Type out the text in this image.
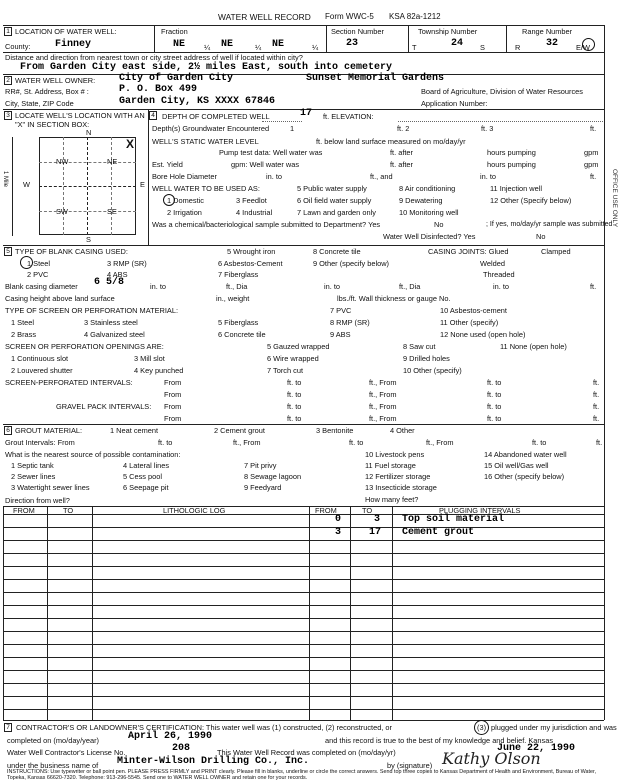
WATER WELL RECORD Form WWC-5 KSA 82a-1212
1 LOCATION OF WATER WELL:	Fraction	Section Number	Township Number	Range Number
County: Finney	NE	¼ NE	¼ NE	¼	23	T	24 S	R	32 E/W
Distance and direction from nearest town or city street address of well if located within city?
From Garden City east side, 2½ miles East, south into cemetery
2 WATER WELL OWNER: City of Garden City	Sunset Memorial Gardens
RR#, St. Address, Box # :	P. O. Box 499	Board of Agriculture, Division of Water Resources
City, State, ZIP Code	Garden City, KS XXXX 67846	Application Number:
3 LOCATE WELL'S LOCATION WITH AN "X" IN SECTION BOX:
N
S
W	E
1 Mile
NW	NE
SW	SE
X
4 DEPTH OF COMPLETED WELL	17 ft. ELEVATION:
Depth(s) Groundwater Encountered	1	ft. 2	ft. 3	ft.
WELL'S STATIC WATER LEVEL	ft. below land surface measured on mo/day/yr
Pump test data: Well water was	ft. after	hours pumping	gpm
Est. Yield	gpm: Well water was	ft. after	hours pumping	gpm
Bore Hole Diameter	in. to	ft., and	in. to	ft.
WELL WATER TO BE USED AS:
1 Domestic
2 Irrigation
3 Feedlot
4 Industrial
5 Public water supply
6 Oil field water supply
7 Lawn and garden only
8 Air conditioning
9 Dewatering
10 Monitoring well
11 Injection well
12 Other (Specify below)
Was a chemical/bacteriological sample submitted to Department? Yes	No	; If yes, mo/day/yr sample was submitted
Water Well Disinfected? Yes	No
5 TYPE OF BLANK CASING USED:
1 Steel
2 PVC
3 RMP (SR)
4 ABS
5 Wrought iron
6 Asbestos-Cement
7 Fiberglass
8 Concrete tile
9 Other (specify below)
CASING JOINTS: Glued	Clamped
Welded
Threaded
Blank casing diameter 6 5/8	in. to	ft., Dia	in. to	ft., Dia	in. to	ft.
Casing height above land surface	in., weight	lbs./ft. Wall thickness or gauge No.
TYPE OF SCREEN OR PERFORATION MATERIAL:
1 Steel
2 Brass
3 Stainless steel
4 Galvanized steel
5 Fiberglass
6 Concrete tile
7 PVC
8 RMP (SR)
9 ABS
10 Asbestos-cement
11 Other (specify)
12 None used (open hole)
SCREEN OR PERFORATION OPENINGS ARE:
1 Continuous slot
2 Louvered shutter
3 Mill slot
4 Key punched
5 Gauzed wrapped
6 Wire wrapped
7 Torch cut
8 Saw cut
9 Drilled holes
10 Other (specify)
11 None (open hole)
SCREEN-PERFORATED INTERVALS:
GRAVEL PACK INTERVALS:
From	ft. to	ft., From	ft. to	ft.
From	ft. to	ft., From	ft. to	ft.
From	ft. to	ft., From	ft. to	ft.
From	ft. to	ft., From	ft. to	ft.
6 GROUT MATERIAL:	1 Neat cement	2 Cement grout	3 Bentonite	4 Other
Grout Intervals: From	ft. to	ft., From	ft. to	ft., From	ft. to	ft.
What is the nearest source of possible contamination:
1 Septic tank
2 Sewer lines
3 Watertight sewer lines
4 Lateral lines
5 Cess pool
6 Seepage pit
7 Pit privy
8 Sewage lagoon
9 Feedyard
10 Livestock pens
11 Fuel storage
12 Fertilizer storage
13 Insecticide storage
14 Abandoned water well
15 Oil well/Gas well
16 Other (specify below)
How many feet?
Direction from well?
FROM	TO	LITHOLOGIC LOG	FROM	TO	PLUGGING INTERVALS
0	3 Top soil material
3	17 Cement grout
7 CONTRACTOR'S OR LANDOWNER'S CERTIFICATION: This water well was (1) constructed, (2) reconstructed, or	(3) plugged under my jurisdiction and was
completed on (mo/day/year)	April 26, 1990	and this record is true to the best of my knowledge and belief. Kansas
Water Well Contractor's License No.	208	This Water Well Record was completed on (mo/day/yr)	June 22, 1990
under the business name of Minter-Wilson Drilling Co., Inc.	by (signature) Kathy Olson
INSTRUCTIONS: Use typewriter or ball point pen. PLEASE PRESS FIRMLY and PRINT clearly. Please fill in blanks, underline or circle the correct answers. Send top three copies to Kansas Department of Health and Environment, Bureau of Water, Topeka, Kansas 66620-7320. Telephone: 913-296-5545. Send one to WATER WELL OWNER and retain one for your records.
OFFICE USE ONLY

> Required action:
Which lines of the listing contain the word "Number"? Copy each of them.

> Written response:
1 LOCATION OF WATER WELL:	Fraction	Section Number	Township Number	Range Number
City, State, ZIP Code	Garden City, KS XXXX 67846	Application Number:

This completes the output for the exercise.